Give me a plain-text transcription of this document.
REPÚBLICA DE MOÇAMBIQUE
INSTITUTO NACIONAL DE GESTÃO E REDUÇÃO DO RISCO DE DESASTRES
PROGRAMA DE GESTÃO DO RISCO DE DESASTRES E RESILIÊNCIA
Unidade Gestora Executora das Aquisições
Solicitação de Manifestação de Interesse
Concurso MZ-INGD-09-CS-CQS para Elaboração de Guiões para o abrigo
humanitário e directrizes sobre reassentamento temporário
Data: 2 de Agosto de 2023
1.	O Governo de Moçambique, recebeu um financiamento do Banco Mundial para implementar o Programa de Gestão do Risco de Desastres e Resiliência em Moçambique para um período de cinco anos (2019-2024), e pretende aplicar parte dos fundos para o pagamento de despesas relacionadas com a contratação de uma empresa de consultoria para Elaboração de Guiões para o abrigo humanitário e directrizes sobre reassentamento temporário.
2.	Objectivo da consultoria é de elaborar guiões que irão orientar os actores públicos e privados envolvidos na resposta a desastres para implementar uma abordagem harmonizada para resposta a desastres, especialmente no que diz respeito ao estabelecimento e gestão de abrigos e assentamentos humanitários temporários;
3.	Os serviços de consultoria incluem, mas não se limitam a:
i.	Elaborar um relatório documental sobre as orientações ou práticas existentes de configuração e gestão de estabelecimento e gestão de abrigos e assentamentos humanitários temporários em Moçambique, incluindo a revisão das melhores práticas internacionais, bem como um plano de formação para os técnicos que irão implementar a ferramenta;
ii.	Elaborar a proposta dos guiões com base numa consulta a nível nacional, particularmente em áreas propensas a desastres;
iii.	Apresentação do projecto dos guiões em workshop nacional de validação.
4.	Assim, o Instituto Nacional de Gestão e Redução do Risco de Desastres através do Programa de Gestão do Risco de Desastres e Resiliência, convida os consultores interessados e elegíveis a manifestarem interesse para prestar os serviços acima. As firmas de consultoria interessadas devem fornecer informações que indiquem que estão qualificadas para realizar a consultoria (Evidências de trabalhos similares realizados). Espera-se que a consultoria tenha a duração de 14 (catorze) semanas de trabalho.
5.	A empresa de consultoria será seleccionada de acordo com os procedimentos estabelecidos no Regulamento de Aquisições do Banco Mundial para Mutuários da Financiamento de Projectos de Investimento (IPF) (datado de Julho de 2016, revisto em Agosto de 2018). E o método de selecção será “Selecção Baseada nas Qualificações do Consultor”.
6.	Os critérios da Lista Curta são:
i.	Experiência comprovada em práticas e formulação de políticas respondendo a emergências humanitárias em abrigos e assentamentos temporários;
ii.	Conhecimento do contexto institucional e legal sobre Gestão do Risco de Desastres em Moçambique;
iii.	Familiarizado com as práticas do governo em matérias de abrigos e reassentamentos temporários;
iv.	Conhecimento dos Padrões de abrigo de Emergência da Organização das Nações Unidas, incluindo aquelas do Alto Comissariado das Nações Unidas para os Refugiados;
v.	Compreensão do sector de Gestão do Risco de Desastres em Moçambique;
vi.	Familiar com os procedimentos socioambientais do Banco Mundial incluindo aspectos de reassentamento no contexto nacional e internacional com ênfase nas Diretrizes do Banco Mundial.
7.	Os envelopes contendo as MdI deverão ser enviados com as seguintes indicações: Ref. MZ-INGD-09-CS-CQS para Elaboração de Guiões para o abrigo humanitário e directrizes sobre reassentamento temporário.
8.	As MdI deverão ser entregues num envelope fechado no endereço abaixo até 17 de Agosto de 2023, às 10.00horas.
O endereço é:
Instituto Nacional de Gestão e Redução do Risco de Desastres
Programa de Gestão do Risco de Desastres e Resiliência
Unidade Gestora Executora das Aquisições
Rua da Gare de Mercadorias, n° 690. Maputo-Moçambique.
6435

────────────────────────────────────────

### Set exercise
Quote every line of the data, word for word.

### Output for this task
Give me a plain-text transcription of this document.
REPÚBLICA DE MOÇAMBIQUE
INSTITUTO NACIONAL DE GESTÃO E REDUÇÃO DO RISCO DE DESASTRES
PROGRAMA DE GESTÃO DO RISCO DE DESASTRES E RESILIÊNCIA
Unidade Gestora Executora das Aquisições
Solicitação de Manifestação de Interesse
Concurso MZ-INGD-09-CS-CQS para Elaboração de Guiões para o abrigo
humanitário e directrizes sobre reassentamento temporário
Data: 2 de Agosto de 2023
1.	O Governo de Moçambique, recebeu um financiamento do Banco Mundial para implementar o Programa de Gestão do Risco de Desastres e Resiliência em Moçambique para um período de cinco anos (2019-2024), e pretende aplicar parte dos fundos para o pagamento de despesas relacionadas com a contratação de uma empresa de consultoria para Elaboração de Guiões para o abrigo humanitário e directrizes sobre reassentamento temporário.
2.	Objectivo da consultoria é de elaborar guiões que irão orientar os actores públicos e privados envolvidos na resposta a desastres para implementar uma abordagem harmonizada para resposta a desastres, especialmente no que diz respeito ao estabelecimento e gestão de abrigos e assentamentos humanitários temporários;
3.	Os serviços de consultoria incluem, mas não se limitam a:
i.	Elaborar um relatório documental sobre as orientações ou práticas existentes de configuração e gestão de estabelecimento e gestão de abrigos e assentamentos humanitários temporários em Moçambique, incluindo a revisão das melhores práticas internacionais, bem como um plano de formação para os técnicos que irão implementar a ferramenta;
ii.	Elaborar a proposta dos guiões com base numa consulta a nível nacional, particularmente em áreas propensas a desastres;
iii.	Apresentação do projecto dos guiões em workshop nacional de validação.
4.	Assim, o Instituto Nacional de Gestão e Redução do Risco de Desastres através do Programa de Gestão do Risco de Desastres e Resiliência, convida os consultores interessados e elegíveis a manifestarem interesse para prestar os serviços acima. As firmas de consultoria interessadas devem fornecer informações que indiquem que estão qualificadas para realizar a consultoria (Evidências de trabalhos similares realizados). Espera-se que a consultoria tenha a duração de 14 (catorze) semanas de trabalho.
5.	A empresa de consultoria será seleccionada de acordo com os procedimentos estabelecidos no Regulamento de Aquisições do Banco Mundial para Mutuários da Financiamento de Projectos de Investimento (IPF) (datado de Julho de 2016, revisto em Agosto de 2018). E o método de selecção será “Selecção Baseada nas Qualificações do Consultor”.
6.	Os critérios da Lista Curta são:
i.	Experiência comprovada em práticas e formulação de políticas respondendo a emergências humanitárias em abrigos e assentamentos temporários;
ii.	Conhecimento do contexto institucional e legal sobre Gestão do Risco de Desastres em Moçambique;
iii.	Familiarizado com as práticas do governo em matérias de abrigos e reassentamentos temporários;
iv.	Conhecimento dos Padrões de abrigo de Emergência da Organização das Nações Unidas, incluindo aquelas do Alto Comissariado das Nações Unidas para os Refugiados;
v.	Compreensão do sector de Gestão do Risco de Desastres em Moçambique;
vi.	Familiar com os procedimentos socioambientais do Banco Mundial incluindo aspectos de reassentamento no contexto nacional e internacional com ênfase nas Diretrizes do Banco Mundial.
7.	Os envelopes contendo as MdI deverão ser enviados com as seguintes indicações: Ref. MZ-INGD-09-CS-CQS para Elaboração de Guiões para o abrigo humanitário e directrizes sobre reassentamento temporário.
8.	As MdI deverão ser entregues num envelope fechado no endereço abaixo até 17 de Agosto de 2023, às 10.00horas.
O endereço é:
Instituto Nacional de Gestão e Redução do Risco de Desastres
Programa de Gestão do Risco de Desastres e Resiliência
Unidade Gestora Executora das Aquisições
Rua da Gare de Mercadorias, n° 690. Maputo-Moçambique.
6435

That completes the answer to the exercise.